### Supplied data

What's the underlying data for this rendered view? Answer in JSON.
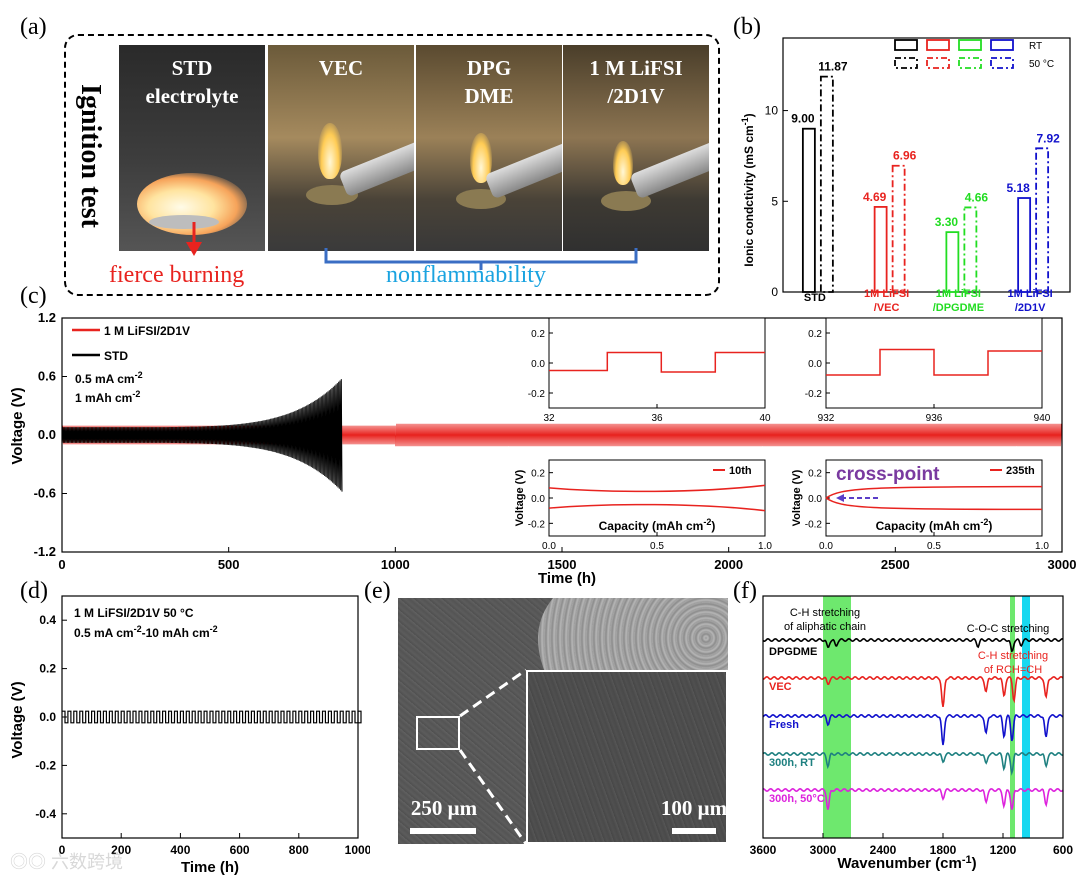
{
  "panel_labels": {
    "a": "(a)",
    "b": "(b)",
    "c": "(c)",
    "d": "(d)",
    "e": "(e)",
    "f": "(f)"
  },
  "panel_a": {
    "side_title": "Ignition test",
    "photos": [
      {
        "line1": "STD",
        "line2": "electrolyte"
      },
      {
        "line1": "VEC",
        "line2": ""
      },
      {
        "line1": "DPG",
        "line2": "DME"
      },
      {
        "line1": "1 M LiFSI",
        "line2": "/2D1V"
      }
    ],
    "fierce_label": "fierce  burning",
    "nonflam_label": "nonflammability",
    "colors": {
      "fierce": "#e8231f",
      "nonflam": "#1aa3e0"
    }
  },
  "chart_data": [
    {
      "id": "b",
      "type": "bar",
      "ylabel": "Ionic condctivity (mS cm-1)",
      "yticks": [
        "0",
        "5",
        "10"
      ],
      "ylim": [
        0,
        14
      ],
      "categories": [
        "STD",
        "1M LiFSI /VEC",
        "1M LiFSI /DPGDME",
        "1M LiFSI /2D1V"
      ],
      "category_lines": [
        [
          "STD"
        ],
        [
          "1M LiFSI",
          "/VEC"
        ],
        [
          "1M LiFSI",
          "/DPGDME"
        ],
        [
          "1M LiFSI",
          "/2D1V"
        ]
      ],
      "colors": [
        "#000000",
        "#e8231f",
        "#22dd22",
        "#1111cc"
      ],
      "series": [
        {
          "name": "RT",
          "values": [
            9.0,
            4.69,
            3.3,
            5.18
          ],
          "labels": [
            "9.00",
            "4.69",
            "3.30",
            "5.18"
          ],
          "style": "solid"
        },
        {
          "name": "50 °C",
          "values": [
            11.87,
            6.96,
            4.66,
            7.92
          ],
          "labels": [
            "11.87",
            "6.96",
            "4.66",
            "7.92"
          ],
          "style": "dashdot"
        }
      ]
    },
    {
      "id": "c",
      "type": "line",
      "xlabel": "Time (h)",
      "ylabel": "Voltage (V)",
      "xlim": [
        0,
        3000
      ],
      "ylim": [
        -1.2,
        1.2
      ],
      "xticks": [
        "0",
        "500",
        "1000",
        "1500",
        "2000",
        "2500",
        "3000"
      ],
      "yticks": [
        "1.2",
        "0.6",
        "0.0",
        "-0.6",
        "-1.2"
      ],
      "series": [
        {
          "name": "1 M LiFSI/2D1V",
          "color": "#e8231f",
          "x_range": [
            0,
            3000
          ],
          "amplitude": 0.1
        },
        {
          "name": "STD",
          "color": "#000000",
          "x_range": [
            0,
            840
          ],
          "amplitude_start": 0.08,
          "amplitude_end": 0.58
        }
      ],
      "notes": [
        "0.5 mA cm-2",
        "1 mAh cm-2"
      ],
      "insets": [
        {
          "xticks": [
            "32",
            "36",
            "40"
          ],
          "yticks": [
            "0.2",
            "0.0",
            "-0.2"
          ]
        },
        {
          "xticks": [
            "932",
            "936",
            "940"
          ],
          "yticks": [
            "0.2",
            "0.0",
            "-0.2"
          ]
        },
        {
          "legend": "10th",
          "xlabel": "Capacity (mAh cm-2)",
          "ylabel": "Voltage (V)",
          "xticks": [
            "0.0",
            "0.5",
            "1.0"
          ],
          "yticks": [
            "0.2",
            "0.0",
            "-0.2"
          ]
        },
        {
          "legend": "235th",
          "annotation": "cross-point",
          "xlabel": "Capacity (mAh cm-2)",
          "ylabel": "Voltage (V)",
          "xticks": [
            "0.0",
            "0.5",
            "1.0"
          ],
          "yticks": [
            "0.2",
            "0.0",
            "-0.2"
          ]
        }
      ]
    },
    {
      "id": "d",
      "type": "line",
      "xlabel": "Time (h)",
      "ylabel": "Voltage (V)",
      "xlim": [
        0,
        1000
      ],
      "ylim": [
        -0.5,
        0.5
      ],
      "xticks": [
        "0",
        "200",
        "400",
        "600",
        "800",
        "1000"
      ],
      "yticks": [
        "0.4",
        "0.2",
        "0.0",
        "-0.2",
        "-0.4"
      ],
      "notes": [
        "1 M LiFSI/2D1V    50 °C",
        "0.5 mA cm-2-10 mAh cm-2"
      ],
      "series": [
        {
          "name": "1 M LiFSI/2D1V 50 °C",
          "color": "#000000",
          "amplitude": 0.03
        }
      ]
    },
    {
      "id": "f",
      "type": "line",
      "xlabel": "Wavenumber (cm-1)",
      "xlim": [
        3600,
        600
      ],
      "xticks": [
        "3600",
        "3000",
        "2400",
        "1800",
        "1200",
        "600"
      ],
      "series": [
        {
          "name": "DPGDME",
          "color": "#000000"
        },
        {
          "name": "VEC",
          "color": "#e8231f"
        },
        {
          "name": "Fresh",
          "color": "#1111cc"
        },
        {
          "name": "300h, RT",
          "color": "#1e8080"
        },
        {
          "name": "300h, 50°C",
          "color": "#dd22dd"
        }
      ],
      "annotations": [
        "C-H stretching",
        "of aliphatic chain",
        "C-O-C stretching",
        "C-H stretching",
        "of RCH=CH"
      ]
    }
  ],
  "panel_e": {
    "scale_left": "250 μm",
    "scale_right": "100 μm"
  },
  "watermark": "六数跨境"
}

######
### Supplied data

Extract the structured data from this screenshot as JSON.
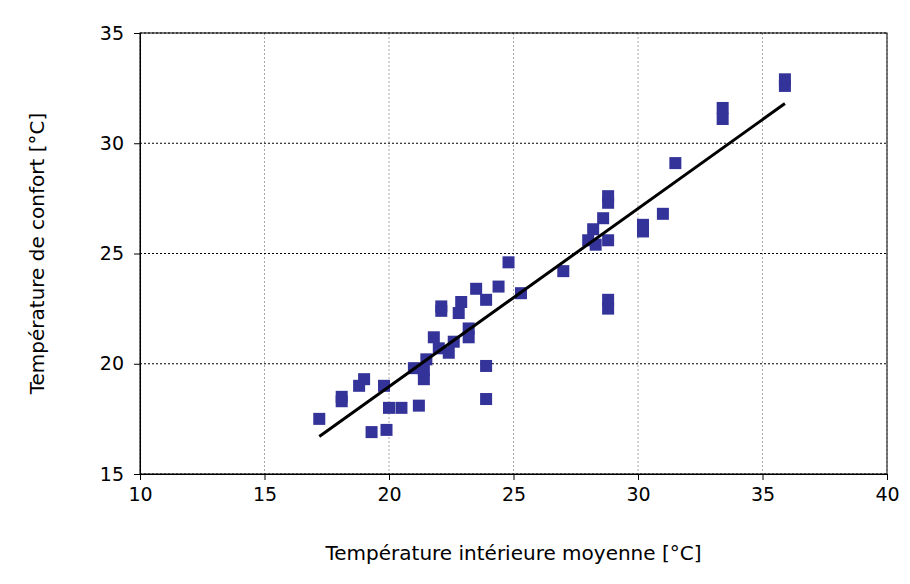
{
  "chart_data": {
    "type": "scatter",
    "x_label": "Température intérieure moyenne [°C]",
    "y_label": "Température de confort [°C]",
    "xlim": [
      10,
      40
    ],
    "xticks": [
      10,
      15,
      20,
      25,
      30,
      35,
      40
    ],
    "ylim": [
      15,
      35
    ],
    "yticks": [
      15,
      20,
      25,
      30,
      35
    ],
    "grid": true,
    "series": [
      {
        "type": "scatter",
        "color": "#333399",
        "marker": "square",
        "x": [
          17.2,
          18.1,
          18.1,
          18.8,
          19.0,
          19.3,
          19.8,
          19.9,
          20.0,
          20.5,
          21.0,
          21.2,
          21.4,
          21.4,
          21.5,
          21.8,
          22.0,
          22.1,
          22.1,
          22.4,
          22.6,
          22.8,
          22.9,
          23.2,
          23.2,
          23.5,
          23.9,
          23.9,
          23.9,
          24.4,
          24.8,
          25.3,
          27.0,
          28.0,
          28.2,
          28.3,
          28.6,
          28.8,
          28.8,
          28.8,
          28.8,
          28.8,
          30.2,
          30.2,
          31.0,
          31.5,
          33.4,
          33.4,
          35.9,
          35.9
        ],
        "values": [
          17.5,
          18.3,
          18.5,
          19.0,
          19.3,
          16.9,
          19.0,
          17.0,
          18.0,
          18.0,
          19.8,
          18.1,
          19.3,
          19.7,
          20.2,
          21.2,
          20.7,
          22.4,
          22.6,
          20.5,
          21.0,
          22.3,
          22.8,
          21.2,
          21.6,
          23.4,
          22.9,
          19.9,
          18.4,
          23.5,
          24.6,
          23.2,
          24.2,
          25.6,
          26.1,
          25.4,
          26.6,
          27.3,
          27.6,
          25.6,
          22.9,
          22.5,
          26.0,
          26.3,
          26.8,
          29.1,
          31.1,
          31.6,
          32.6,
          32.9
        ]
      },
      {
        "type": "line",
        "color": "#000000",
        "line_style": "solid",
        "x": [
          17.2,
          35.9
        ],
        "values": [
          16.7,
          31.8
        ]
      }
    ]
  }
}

######

• Exercise brief:
Copy the lines from the entries above in which the word "Température" appears.

• Written response:
    "x_label": "Température intérieure moyenne [°C]",
    "y_label": "Température de confort [°C]",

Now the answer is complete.